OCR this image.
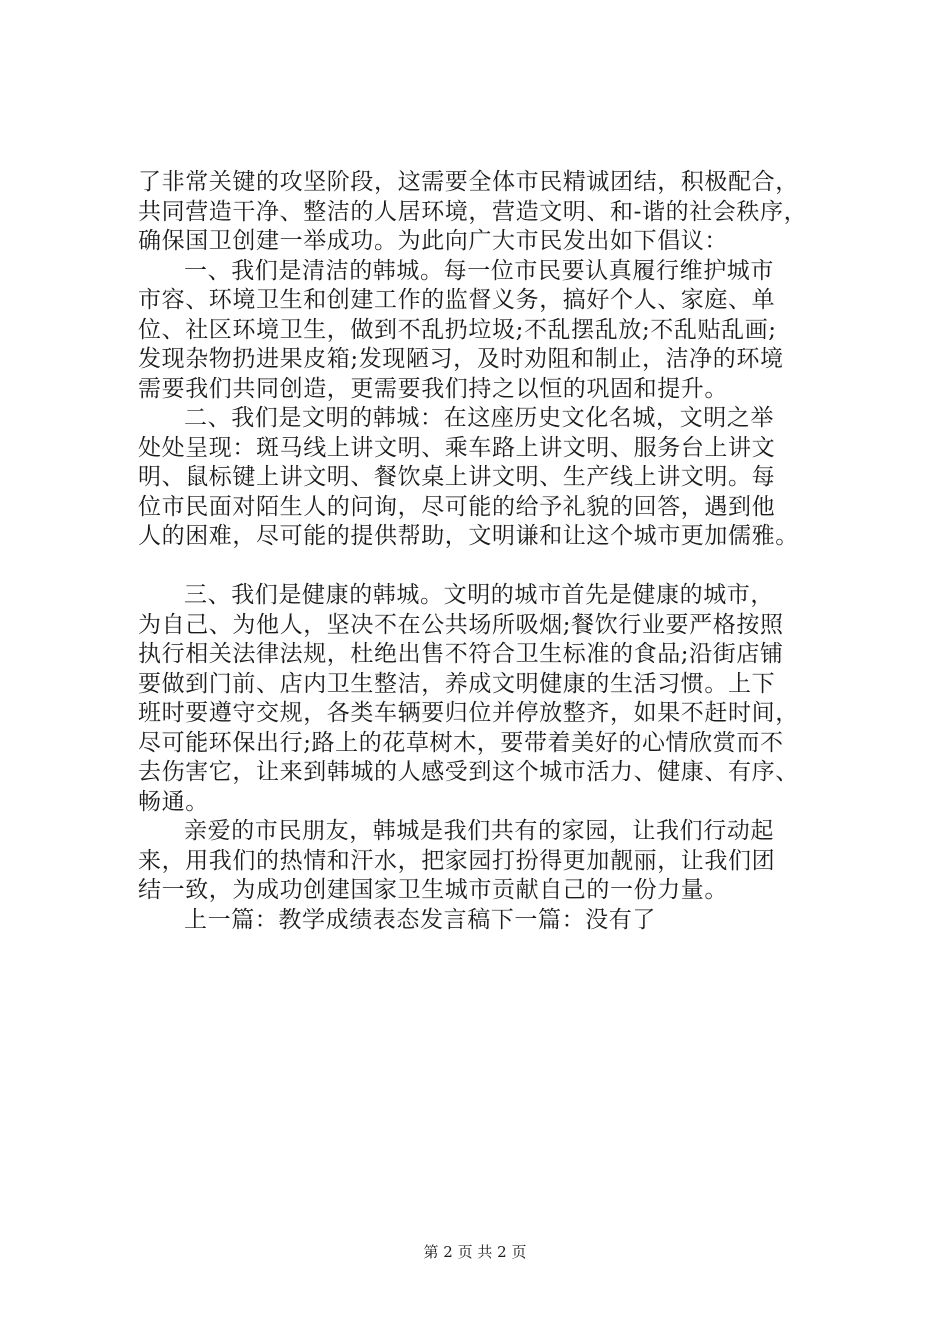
了非常关键的攻坚阶段，这需要全体市民精诚团结，积极配合，
共同营造干净、整洁的人居环境，营造文明、和-谐的社会秩序，
确保国卫创建一举成功。为此向广大市民发出如下倡议：
一、我们是清洁的韩城。每一位市民要认真履行维护城市
市容、环境卫生和创建工作的监督义务，搞好个人、家庭、单
位、社区环境卫生，做到不乱扔垃圾;不乱摆乱放;不乱贴乱画;
发现杂物扔进果皮箱;发现陋习，及时劝阻和制止，洁净的环境
需要我们共同创造，更需要我们持之以恒的巩固和提升。
二、我们是文明的韩城：在这座历史文化名城，文明之举
处处呈现：斑马线上讲文明、乘车路上讲文明、服务台上讲文
明、鼠标键上讲文明、餐饮桌上讲文明、生产线上讲文明。每
位市民面对陌生人的问询，尽可能的给予礼貌的回答，遇到他
人的困难，尽可能的提供帮助，文明谦和让这个城市更加儒雅。
三、我们是健康的韩城。文明的城市首先是健康的城市，
为自己、为他人，坚决不在公共场所吸烟;餐饮行业要严格按照
执行相关法律法规，杜绝出售不符合卫生标准的食品;沿街店铺
要做到门前、店内卫生整洁，养成文明健康的生活习惯。上下
班时要遵守交规，各类车辆要归位并停放整齐，如果不赶时间，
尽可能环保出行;路上的花草树木，要带着美好的心情欣赏而不
去伤害它，让来到韩城的人感受到这个城市活力、健康、有序、
畅通。
亲爱的市民朋友，韩城是我们共有的家园，让我们行动起
来，用我们的热情和汗水，把家园打扮得更加靓丽，让我们团
结一致，为成功创建国家卫生城市贡献自己的一份力量。
上一篇：教学成绩表态发言稿下一篇：没有了
第 2 页 共 2 页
_ _ _ _ _ _ _
• _SHORT TASK_: Quote the records above in full, dropping each picture.

• _REPLY_:
OCR this image.
了非常关键的攻坚阶段，这需要全体市民精诚团结，积极配合，
共同营造干净、整洁的人居环境，营造文明、和-谐的社会秩序，
确保国卫创建一举成功。为此向广大市民发出如下倡议：
一、我们是清洁的韩城。每一位市民要认真履行维护城市
市容、环境卫生和创建工作的监督义务，搞好个人、家庭、单
位、社区环境卫生，做到不乱扔垃圾;不乱摆乱放;不乱贴乱画;
发现杂物扔进果皮箱;发现陋习，及时劝阻和制止，洁净的环境
需要我们共同创造，更需要我们持之以恒的巩固和提升。
二、我们是文明的韩城：在这座历史文化名城，文明之举
处处呈现：斑马线上讲文明、乘车路上讲文明、服务台上讲文
明、鼠标键上讲文明、餐饮桌上讲文明、生产线上讲文明。每
位市民面对陌生人的问询，尽可能的给予礼貌的回答，遇到他
人的困难，尽可能的提供帮助，文明谦和让这个城市更加儒雅。
三、我们是健康的韩城。文明的城市首先是健康的城市，
为自己、为他人，坚决不在公共场所吸烟;餐饮行业要严格按照
执行相关法律法规，杜绝出售不符合卫生标准的食品;沿街店铺
要做到门前、店内卫生整洁，养成文明健康的生活习惯。上下
班时要遵守交规，各类车辆要归位并停放整齐，如果不赶时间，
尽可能环保出行;路上的花草树木，要带着美好的心情欣赏而不
去伤害它，让来到韩城的人感受到这个城市活力、健康、有序、
畅通。
亲爱的市民朋友，韩城是我们共有的家园，让我们行动起
来，用我们的热情和汗水，把家园打扮得更加靓丽，让我们团
结一致，为成功创建国家卫生城市贡献自己的一份力量。
上一篇：教学成绩表态发言稿下一篇：没有了
第 2 页 共 2 页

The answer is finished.